>> begin Input data

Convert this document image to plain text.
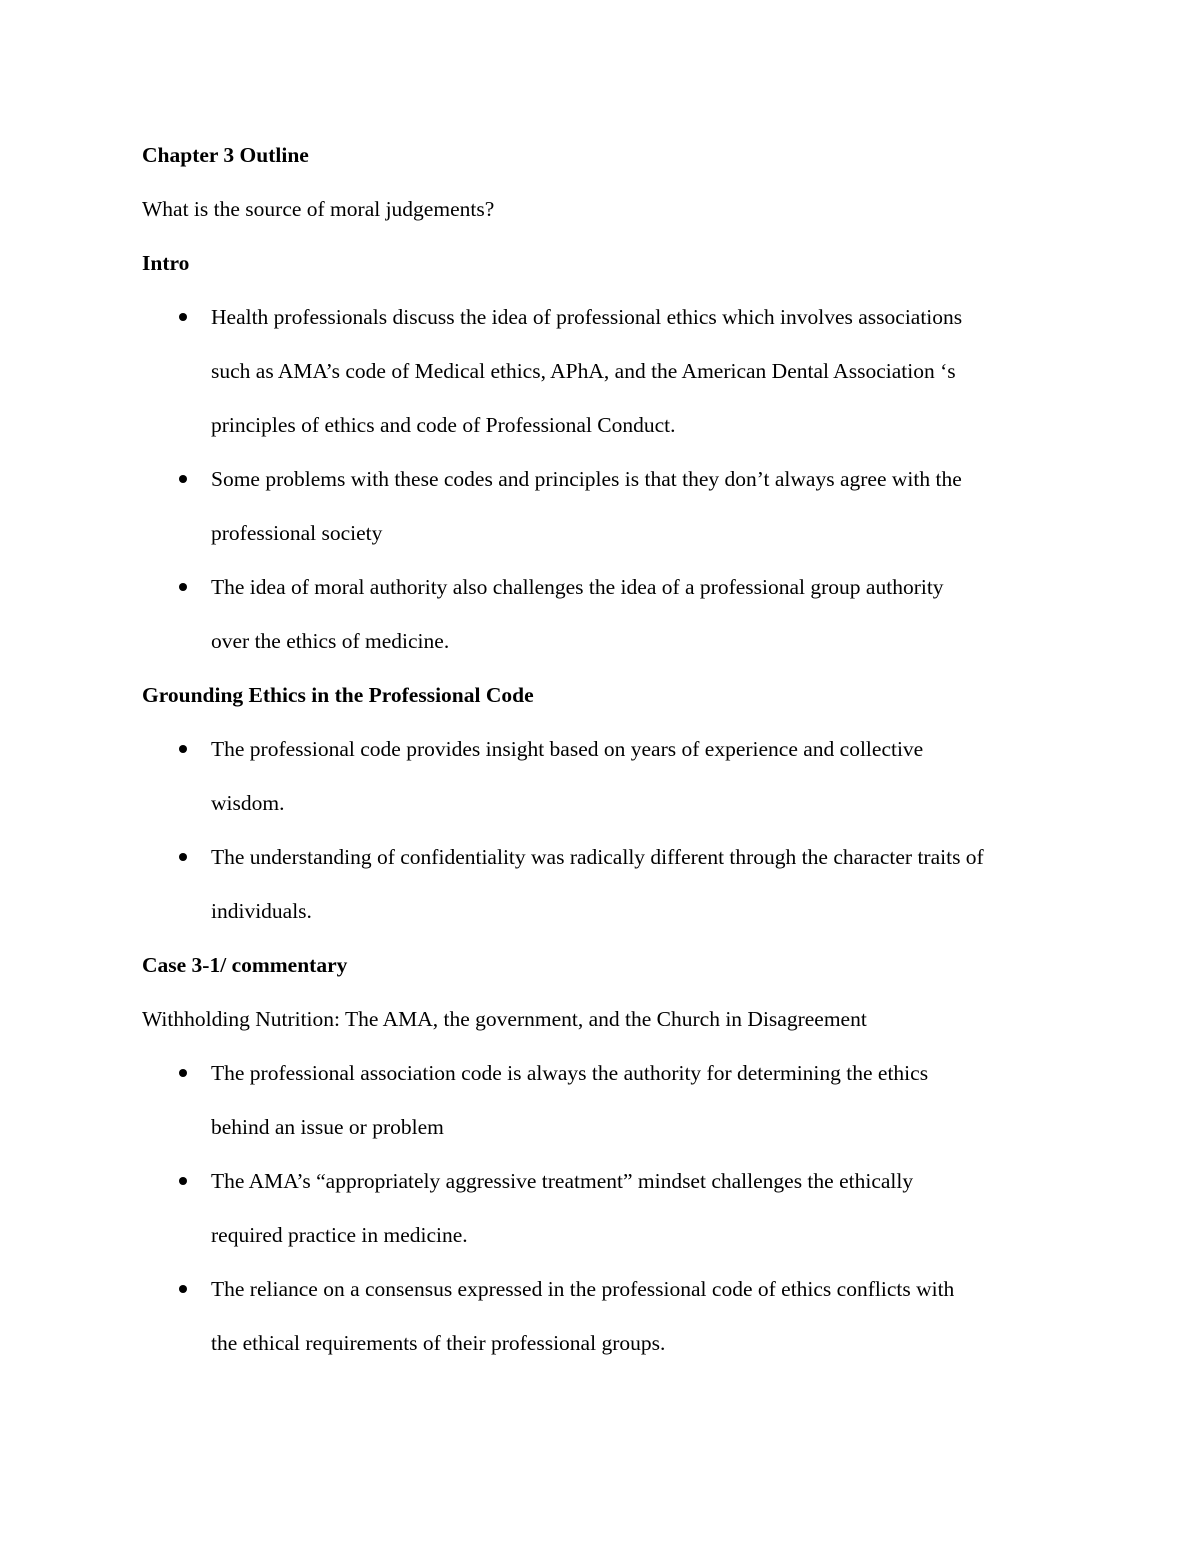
Chapter 3 Outline

What is the source of moral judgements?

Intro

Health professionals discuss the idea of professional ethics which involves associations
such as AMA’s code of Medical ethics, APhA, and the American Dental Association ‘s
principles of ethics and code of Professional Conduct.
Some problems with these codes and principles is that they don’t always agree with the
professional society
The idea of moral authority also challenges the idea of a professional group authority
over the ethics of medicine.

Grounding Ethics in the Professional Code

The professional code provides insight based on years of experience and collective
wisdom.
The understanding of confidentiality was radically different through the character traits of
individuals.

Case 3-1/ commentary

Withholding Nutrition: The AMA, the government, and the Church in Disagreement

The professional association code is always the authority for determining the ethics
behind an issue or problem
The AMA’s “appropriately aggressive treatment” mindset challenges the ethically
required practice in medicine.
The reliance on a consensus expressed in the professional code of ethics conflicts with
the ethical requirements of their professional groups.
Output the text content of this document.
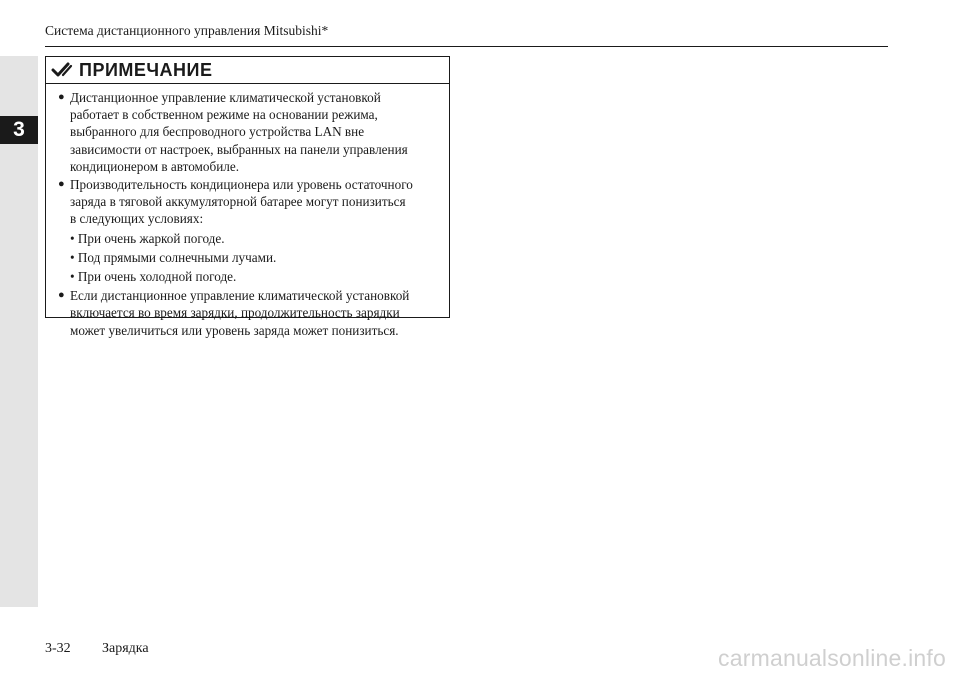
3
Система дистанционного управления Mitsubishi*
ПРИМЕЧАНИЕ
● Дистанционное управление климатической установкой
работает в собственном режиме на основании режима,
выбранного для беспроводного устройства LAN вне
зависимости от настроек, выбранных на панели управления
кондиционером в автомобиле.
● Производительность кондиционера или уровень остаточного
заряда в тяговой аккумуляторной батарее могут понизиться
в следующих условиях:
• При очень жаркой погоде.
• Под прямыми солнечными лучами.
• При очень холодной погоде.
● Если дистанционное управление климатической установкой
включается во время зарядки, продолжительность зарядки
может увеличиться или уровень заряда может понизиться.
3-32 Зарядка	carmanualsonline.info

>> end Input data

» **Written task**
Without the pictures, print the whole listing exactly as given.

» **Solution below**
Convert this document image to plain text.
Chapter 3 Outline

What is the source of moral judgements?

Intro

Health professionals discuss the idea of professional ethics which involves associations
such as AMA’s code of Medical ethics, APhA, and the American Dental Association ‘s
principles of ethics and code of Professional Conduct.
Some problems with these codes and principles is that they don’t always agree with the
professional society
The idea of moral authority also challenges the idea of a professional group authority
over the ethics of medicine.

Grounding Ethics in the Professional Code

The professional code provides insight based on years of experience and collective
wisdom.
The understanding of confidentiality was radically different through the character traits of
individuals.

Case 3-1/ commentary

Withholding Nutrition: The AMA, the government, and the Church in Disagreement

The professional association code is always the authority for determining the ethics
behind an issue or problem
The AMA’s “appropriately aggressive treatment” mindset challenges the ethically
required practice in medicine.
The reliance on a consensus expressed in the professional code of ethics conflicts with
the ethical requirements of their professional groups.
Output the text content of this document.
3
Система дистанционного управления Mitsubishi*
ПРИМЕЧАНИЕ
● Дистанционное управление климатической установкой
работает в собственном режиме на основании режима,
выбранного для беспроводного устройства LAN вне
зависимости от настроек, выбранных на панели управления
кондиционером в автомобиле.
● Производительность кондиционера или уровень остаточного
заряда в тяговой аккумуляторной батарее могут понизиться
в следующих условиях:
• При очень жаркой погоде.
• Под прямыми солнечными лучами.
• При очень холодной погоде.
● Если дистанционное управление климатической установкой
включается во время зарядки, продолжительность зарядки
может увеличиться или уровень заряда может понизиться.
3-32 Зарядка	carmanualsonline.info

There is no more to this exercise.